═════ Given records ═════
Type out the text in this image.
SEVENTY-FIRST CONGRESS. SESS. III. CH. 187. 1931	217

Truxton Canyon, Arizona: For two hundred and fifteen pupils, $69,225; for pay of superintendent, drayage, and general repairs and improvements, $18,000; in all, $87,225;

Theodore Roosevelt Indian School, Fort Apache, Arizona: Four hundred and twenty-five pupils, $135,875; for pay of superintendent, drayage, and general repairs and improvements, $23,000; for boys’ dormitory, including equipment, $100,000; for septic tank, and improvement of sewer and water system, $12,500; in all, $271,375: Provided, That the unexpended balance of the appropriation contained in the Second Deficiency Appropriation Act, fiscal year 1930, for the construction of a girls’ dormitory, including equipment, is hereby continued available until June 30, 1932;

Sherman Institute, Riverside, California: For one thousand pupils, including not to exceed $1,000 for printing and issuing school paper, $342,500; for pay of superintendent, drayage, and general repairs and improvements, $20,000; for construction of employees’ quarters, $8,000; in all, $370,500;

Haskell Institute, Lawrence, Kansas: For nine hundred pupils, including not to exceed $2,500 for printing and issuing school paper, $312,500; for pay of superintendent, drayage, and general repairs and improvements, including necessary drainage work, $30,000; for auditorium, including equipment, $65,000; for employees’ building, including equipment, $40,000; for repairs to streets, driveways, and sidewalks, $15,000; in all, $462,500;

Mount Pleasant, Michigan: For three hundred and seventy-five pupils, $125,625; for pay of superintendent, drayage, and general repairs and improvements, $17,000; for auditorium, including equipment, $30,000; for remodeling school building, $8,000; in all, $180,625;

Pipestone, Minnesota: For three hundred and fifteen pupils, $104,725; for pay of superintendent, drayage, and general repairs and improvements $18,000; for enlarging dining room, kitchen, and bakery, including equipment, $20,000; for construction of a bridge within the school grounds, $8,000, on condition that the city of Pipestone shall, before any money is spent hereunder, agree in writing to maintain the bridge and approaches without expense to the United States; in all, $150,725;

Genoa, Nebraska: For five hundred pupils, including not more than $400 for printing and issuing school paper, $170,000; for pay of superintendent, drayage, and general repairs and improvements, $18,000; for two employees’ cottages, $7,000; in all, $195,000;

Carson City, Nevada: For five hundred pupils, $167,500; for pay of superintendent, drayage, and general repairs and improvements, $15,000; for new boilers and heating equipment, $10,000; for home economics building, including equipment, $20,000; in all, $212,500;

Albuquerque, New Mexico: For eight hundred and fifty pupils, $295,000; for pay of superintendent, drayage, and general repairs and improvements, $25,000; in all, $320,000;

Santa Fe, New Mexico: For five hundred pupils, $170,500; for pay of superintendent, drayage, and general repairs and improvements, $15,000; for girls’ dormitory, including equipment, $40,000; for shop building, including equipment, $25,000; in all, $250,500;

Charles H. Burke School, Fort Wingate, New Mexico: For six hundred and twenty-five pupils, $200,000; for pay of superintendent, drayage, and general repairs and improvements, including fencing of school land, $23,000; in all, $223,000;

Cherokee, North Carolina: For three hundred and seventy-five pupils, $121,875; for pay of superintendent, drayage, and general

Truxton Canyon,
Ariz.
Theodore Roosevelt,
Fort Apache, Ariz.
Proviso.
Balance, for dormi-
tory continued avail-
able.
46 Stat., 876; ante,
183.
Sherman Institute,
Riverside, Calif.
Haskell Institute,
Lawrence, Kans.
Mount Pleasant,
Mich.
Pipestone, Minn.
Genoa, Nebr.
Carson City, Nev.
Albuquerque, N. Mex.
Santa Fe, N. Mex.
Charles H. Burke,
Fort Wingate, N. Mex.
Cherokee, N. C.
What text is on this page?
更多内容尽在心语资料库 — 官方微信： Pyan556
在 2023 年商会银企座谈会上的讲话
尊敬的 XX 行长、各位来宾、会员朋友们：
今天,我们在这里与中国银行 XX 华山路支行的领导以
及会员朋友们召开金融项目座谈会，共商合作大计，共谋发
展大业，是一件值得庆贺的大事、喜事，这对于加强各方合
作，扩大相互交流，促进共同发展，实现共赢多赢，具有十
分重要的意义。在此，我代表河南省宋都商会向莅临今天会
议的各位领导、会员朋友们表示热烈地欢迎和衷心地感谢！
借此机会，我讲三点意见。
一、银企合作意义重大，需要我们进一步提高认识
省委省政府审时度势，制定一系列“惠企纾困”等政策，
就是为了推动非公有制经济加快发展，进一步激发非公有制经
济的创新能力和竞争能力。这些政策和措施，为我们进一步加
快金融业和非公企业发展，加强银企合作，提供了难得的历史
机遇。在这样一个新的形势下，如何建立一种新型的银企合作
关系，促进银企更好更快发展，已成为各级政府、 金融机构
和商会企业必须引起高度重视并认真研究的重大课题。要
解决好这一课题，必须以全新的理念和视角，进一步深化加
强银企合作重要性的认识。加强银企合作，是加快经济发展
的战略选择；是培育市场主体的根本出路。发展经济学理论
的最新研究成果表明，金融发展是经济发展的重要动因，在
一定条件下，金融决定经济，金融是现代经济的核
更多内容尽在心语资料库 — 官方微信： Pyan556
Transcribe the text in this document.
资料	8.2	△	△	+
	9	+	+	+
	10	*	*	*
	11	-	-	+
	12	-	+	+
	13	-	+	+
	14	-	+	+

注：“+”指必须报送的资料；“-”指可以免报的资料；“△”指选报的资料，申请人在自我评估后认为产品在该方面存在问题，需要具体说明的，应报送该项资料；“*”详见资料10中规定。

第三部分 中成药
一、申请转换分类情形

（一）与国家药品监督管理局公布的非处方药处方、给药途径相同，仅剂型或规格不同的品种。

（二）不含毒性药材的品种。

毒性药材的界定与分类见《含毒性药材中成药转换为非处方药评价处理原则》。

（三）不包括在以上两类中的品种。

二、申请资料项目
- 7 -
═════
**Set problem**
Which lines contain "Santa"? Copy each of them.

**Exercise response**
Santa Fe, New Mexico: For five hundred pupils, $170,500; for pay of superintendent, drayage, and general repairs and improvements, $15,000; for girls’ dormitory, including equipment, $40,000; for shop building, including equipment, $25,000; in all, $250,500;
Santa Fe, N. Mex.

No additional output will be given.